→ **Objective**
In the copy, keep every record exact and leave out all images.

** START Input for this task **

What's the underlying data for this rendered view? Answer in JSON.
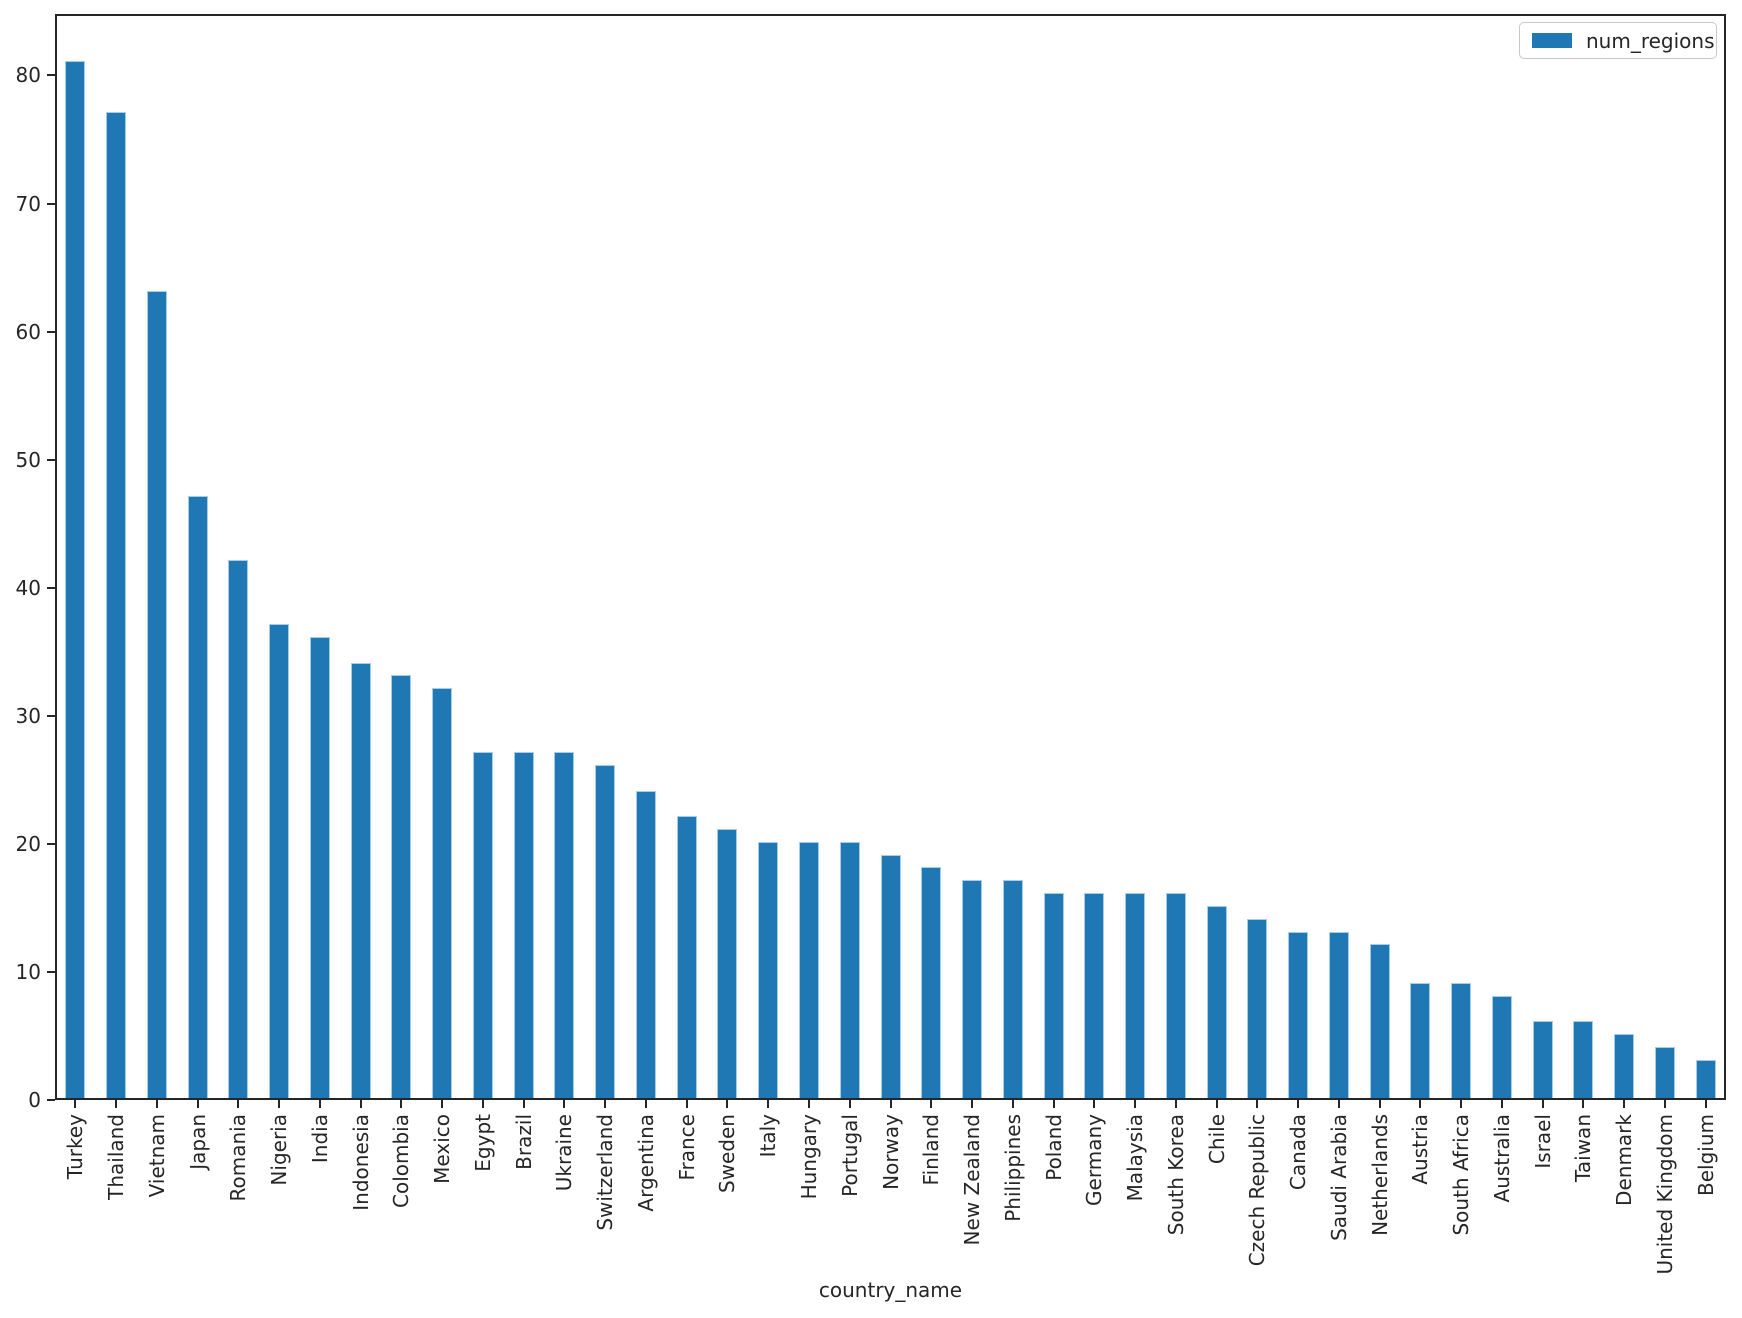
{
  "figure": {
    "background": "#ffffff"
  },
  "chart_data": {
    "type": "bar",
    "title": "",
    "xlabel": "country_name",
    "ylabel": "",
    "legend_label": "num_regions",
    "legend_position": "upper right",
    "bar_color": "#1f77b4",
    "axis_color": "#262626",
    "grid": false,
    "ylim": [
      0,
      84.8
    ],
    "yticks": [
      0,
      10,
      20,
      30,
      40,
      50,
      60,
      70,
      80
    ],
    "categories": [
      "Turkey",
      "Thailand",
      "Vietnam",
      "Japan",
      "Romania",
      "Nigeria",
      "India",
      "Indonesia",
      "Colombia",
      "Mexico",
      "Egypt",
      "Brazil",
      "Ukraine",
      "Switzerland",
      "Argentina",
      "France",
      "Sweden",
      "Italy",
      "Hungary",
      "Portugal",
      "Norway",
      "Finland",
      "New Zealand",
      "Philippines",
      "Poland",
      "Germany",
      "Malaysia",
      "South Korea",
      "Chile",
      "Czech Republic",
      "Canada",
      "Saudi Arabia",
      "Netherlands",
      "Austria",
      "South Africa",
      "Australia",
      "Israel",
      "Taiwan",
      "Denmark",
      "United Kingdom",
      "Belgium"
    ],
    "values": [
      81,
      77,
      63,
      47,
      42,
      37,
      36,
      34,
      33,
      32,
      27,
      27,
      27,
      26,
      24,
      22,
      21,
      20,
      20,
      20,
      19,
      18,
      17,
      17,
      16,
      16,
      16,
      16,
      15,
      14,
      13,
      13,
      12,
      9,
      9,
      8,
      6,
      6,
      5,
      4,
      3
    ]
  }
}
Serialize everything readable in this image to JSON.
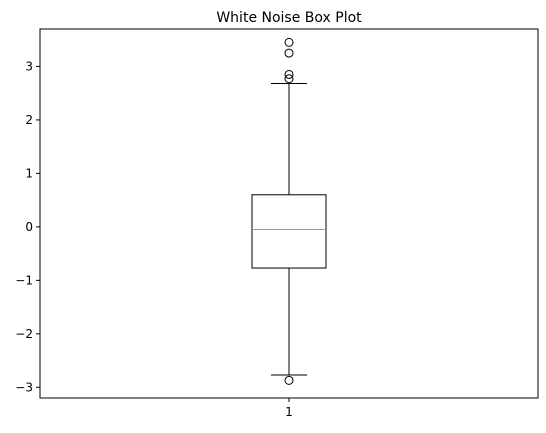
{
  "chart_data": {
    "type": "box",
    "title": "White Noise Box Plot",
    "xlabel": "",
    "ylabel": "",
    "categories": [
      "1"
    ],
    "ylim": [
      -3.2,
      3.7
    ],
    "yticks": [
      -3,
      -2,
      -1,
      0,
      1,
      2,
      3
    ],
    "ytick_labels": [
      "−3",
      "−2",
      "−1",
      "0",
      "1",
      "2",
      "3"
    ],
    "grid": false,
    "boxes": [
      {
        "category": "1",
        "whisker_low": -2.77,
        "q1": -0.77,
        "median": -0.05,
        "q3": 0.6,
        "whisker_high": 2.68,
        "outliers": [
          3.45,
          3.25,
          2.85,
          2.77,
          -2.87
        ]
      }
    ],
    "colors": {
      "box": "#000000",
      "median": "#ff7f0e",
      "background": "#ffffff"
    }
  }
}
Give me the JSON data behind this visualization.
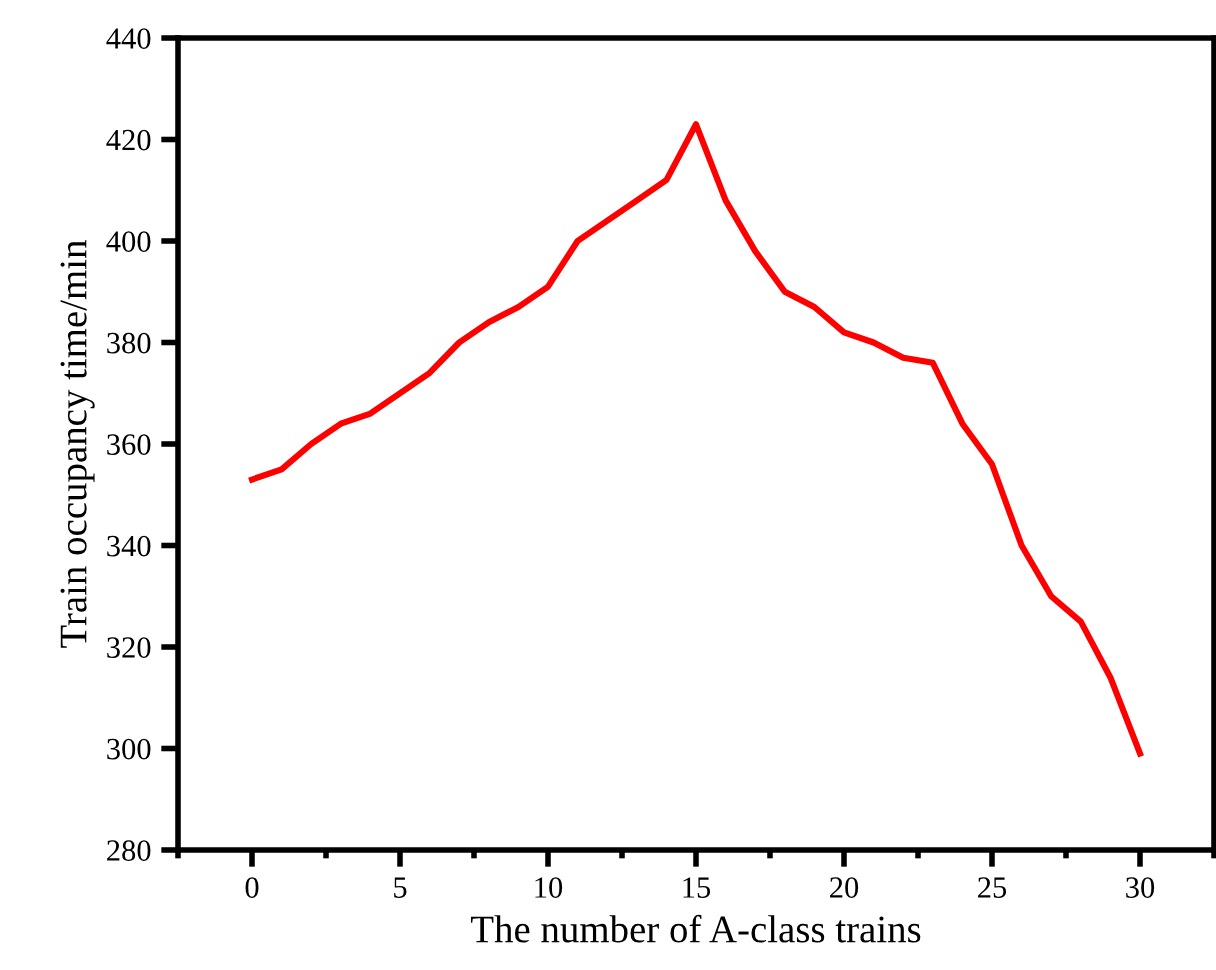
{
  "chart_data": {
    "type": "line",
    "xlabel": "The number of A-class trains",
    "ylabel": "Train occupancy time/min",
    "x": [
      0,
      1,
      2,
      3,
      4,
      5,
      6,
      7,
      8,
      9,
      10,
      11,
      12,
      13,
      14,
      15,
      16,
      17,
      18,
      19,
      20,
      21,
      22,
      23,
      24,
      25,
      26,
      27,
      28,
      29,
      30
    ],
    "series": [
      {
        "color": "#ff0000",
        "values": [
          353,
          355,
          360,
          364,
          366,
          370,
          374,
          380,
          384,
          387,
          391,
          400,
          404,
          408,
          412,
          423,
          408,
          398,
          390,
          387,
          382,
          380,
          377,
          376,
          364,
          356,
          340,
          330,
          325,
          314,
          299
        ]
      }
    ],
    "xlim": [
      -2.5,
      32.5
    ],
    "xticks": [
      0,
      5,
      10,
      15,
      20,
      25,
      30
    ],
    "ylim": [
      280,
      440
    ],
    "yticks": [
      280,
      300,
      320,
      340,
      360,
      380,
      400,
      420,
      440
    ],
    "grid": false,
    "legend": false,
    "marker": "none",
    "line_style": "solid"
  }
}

** END Input for this task **

→ **Task output**
What's the underlying data for this rendered view? Answer in JSON.
{
  "figure": {
    "background": "#ffffff"
  },
  "chart_data": {
    "type": "bar",
    "title": "",
    "xlabel": "country_name",
    "ylabel": "",
    "legend_label": "num_regions",
    "legend_position": "upper right",
    "bar_color": "#1f77b4",
    "axis_color": "#262626",
    "grid": false,
    "ylim": [
      0,
      84.8
    ],
    "yticks": [
      0,
      10,
      20,
      30,
      40,
      50,
      60,
      70,
      80
    ],
    "categories": [
      "Turkey",
      "Thailand",
      "Vietnam",
      "Japan",
      "Romania",
      "Nigeria",
      "India",
      "Indonesia",
      "Colombia",
      "Mexico",
      "Egypt",
      "Brazil",
      "Ukraine",
      "Switzerland",
      "Argentina",
      "France",
      "Sweden",
      "Italy",
      "Hungary",
      "Portugal",
      "Norway",
      "Finland",
      "New Zealand",
      "Philippines",
      "Poland",
      "Germany",
      "Malaysia",
      "South Korea",
      "Chile",
      "Czech Republic",
      "Canada",
      "Saudi Arabia",
      "Netherlands",
      "Austria",
      "South Africa",
      "Australia",
      "Israel",
      "Taiwan",
      "Denmark",
      "United Kingdom",
      "Belgium"
    ],
    "values": [
      81,
      77,
      63,
      47,
      42,
      37,
      36,
      34,
      33,
      32,
      27,
      27,
      27,
      26,
      24,
      22,
      21,
      20,
      20,
      20,
      19,
      18,
      17,
      17,
      16,
      16,
      16,
      16,
      15,
      14,
      13,
      13,
      12,
      9,
      9,
      8,
      6,
      6,
      5,
      4,
      3
    ]
  }
}
Serialize everything readable in this image to JSON.
{
  "chart_data": {
    "type": "box",
    "title": "White Noise Box Plot",
    "xlabel": "",
    "ylabel": "",
    "categories": [
      "1"
    ],
    "ylim": [
      -3.2,
      3.7
    ],
    "yticks": [
      -3,
      -2,
      -1,
      0,
      1,
      2,
      3
    ],
    "ytick_labels": [
      "−3",
      "−2",
      "−1",
      "0",
      "1",
      "2",
      "3"
    ],
    "grid": false,
    "boxes": [
      {
        "category": "1",
        "whisker_low": -2.77,
        "q1": -0.77,
        "median": -0.05,
        "q3": 0.6,
        "whisker_high": 2.68,
        "outliers": [
          3.45,
          3.25,
          2.85,
          2.77,
          -2.87
        ]
      }
    ],
    "colors": {
      "box": "#000000",
      "median": "#ff7f0e",
      "background": "#ffffff"
    }
  }
}
Give me the JSON data behind this visualization.
{
  "chart_data": {
    "type": "line",
    "xlabel": "The number of A-class trains",
    "ylabel": "Train occupancy time/min",
    "x": [
      0,
      1,
      2,
      3,
      4,
      5,
      6,
      7,
      8,
      9,
      10,
      11,
      12,
      13,
      14,
      15,
      16,
      17,
      18,
      19,
      20,
      21,
      22,
      23,
      24,
      25,
      26,
      27,
      28,
      29,
      30
    ],
    "series": [
      {
        "color": "#ff0000",
        "values": [
          353,
          355,
          360,
          364,
          366,
          370,
          374,
          380,
          384,
          387,
          391,
          400,
          404,
          408,
          412,
          423,
          408,
          398,
          390,
          387,
          382,
          380,
          377,
          376,
          364,
          356,
          340,
          330,
          325,
          314,
          299
        ]
      }
    ],
    "xlim": [
      -2.5,
      32.5
    ],
    "xticks": [
      0,
      5,
      10,
      15,
      20,
      25,
      30
    ],
    "ylim": [
      280,
      440
    ],
    "yticks": [
      280,
      300,
      320,
      340,
      360,
      380,
      400,
      420,
      440
    ],
    "grid": false,
    "legend": false,
    "marker": "none",
    "line_style": "solid"
  }
}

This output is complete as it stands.